◆ What to produce: Within the records that follow, find every line containing the string "immersion". Copy those lines.

++++++

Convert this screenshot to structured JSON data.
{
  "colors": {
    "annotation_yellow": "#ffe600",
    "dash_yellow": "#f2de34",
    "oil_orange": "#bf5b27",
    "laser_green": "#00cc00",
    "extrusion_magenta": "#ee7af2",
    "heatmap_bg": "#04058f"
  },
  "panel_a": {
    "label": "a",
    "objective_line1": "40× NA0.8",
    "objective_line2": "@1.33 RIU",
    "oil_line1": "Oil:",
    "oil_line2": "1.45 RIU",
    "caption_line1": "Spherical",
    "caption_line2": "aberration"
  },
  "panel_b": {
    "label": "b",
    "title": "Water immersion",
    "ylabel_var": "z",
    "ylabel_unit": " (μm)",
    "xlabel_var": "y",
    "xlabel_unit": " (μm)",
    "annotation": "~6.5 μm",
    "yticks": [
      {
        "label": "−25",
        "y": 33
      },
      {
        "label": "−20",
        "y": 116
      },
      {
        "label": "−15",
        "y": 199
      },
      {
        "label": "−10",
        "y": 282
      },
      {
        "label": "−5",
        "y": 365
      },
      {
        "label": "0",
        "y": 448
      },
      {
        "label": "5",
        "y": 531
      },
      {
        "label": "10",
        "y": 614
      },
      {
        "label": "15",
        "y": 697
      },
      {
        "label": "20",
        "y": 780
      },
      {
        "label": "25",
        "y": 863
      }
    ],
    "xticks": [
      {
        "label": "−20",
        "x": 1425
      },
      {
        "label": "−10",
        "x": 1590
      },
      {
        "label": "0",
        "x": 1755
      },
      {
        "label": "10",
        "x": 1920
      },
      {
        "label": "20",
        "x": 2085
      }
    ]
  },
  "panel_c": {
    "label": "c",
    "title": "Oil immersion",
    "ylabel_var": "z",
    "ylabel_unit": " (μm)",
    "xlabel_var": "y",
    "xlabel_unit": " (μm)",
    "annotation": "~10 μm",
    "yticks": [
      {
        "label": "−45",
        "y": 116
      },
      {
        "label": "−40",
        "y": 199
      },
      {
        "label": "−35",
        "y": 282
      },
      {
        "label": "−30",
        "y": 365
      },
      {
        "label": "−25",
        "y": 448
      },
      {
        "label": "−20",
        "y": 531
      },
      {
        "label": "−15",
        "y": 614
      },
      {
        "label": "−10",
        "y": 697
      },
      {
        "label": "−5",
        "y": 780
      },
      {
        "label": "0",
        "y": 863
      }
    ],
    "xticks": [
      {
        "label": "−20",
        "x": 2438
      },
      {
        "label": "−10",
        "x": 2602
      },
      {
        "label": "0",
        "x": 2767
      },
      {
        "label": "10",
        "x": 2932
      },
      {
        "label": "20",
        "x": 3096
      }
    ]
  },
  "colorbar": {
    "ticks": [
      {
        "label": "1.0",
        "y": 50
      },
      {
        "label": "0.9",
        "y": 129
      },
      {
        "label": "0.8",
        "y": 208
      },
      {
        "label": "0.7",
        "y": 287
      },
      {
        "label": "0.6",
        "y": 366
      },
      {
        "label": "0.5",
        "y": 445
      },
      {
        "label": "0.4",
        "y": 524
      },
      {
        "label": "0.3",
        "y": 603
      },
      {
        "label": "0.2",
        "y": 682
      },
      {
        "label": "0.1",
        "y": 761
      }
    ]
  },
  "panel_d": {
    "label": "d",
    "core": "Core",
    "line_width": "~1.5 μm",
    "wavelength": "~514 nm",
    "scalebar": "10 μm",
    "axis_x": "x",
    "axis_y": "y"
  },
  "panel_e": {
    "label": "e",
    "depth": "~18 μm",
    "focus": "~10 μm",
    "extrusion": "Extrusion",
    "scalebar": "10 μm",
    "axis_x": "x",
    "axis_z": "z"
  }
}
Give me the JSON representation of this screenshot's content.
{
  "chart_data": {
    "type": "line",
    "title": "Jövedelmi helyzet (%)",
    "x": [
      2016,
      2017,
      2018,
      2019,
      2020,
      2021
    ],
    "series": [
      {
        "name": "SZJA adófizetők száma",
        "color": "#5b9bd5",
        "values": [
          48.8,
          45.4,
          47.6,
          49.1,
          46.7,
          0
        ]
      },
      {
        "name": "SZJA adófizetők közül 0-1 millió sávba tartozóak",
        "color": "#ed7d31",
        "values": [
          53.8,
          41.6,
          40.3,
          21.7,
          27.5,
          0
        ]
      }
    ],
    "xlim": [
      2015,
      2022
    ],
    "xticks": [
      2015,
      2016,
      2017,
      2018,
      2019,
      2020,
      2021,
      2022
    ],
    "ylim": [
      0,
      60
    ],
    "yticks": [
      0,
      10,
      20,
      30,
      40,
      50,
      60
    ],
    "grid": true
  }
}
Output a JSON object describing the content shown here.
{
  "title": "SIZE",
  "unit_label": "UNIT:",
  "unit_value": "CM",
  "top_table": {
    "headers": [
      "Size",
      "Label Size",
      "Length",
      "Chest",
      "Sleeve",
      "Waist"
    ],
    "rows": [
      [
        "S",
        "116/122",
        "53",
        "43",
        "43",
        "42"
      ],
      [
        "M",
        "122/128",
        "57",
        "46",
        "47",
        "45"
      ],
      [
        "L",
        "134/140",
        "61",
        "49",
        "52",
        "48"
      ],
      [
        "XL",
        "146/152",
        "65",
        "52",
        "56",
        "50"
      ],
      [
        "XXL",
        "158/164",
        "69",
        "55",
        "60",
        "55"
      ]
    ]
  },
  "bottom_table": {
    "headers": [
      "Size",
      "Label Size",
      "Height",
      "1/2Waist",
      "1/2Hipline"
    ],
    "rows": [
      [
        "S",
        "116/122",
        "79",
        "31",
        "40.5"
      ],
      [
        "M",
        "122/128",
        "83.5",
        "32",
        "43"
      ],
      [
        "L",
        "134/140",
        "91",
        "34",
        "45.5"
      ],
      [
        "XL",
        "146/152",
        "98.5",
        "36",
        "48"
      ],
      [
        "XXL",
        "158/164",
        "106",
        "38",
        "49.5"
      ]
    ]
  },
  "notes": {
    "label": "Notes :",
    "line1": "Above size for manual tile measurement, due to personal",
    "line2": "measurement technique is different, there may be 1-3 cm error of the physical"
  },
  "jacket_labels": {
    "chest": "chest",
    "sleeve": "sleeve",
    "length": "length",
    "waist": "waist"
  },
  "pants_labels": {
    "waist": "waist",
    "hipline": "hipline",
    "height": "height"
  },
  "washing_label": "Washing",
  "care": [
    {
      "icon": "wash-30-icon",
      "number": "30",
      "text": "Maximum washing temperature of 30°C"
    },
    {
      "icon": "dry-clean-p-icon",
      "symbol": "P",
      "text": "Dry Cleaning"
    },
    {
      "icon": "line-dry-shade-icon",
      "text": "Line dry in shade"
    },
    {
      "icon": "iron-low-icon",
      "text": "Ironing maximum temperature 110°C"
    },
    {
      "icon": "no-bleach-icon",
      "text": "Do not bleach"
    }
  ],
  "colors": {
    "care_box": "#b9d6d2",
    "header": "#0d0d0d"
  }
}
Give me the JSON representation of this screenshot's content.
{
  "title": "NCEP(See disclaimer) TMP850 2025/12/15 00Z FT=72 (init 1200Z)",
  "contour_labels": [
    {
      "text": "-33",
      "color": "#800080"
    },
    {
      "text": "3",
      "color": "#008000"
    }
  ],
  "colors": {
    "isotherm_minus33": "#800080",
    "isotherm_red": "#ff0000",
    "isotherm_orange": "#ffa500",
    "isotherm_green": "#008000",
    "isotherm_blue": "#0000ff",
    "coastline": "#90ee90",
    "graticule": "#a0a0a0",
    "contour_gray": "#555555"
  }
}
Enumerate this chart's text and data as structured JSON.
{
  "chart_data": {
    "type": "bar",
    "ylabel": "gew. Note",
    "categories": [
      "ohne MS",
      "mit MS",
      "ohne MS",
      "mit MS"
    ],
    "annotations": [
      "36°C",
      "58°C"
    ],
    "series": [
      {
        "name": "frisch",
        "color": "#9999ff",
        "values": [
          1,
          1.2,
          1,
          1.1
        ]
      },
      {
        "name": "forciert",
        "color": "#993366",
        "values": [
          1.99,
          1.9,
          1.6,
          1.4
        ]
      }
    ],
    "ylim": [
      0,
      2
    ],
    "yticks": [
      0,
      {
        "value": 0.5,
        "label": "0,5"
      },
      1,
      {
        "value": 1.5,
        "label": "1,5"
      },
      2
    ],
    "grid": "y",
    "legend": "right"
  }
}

++++++

◆ Exercise output:
    "title": "Water immersion",
    "title": "Oil immersion",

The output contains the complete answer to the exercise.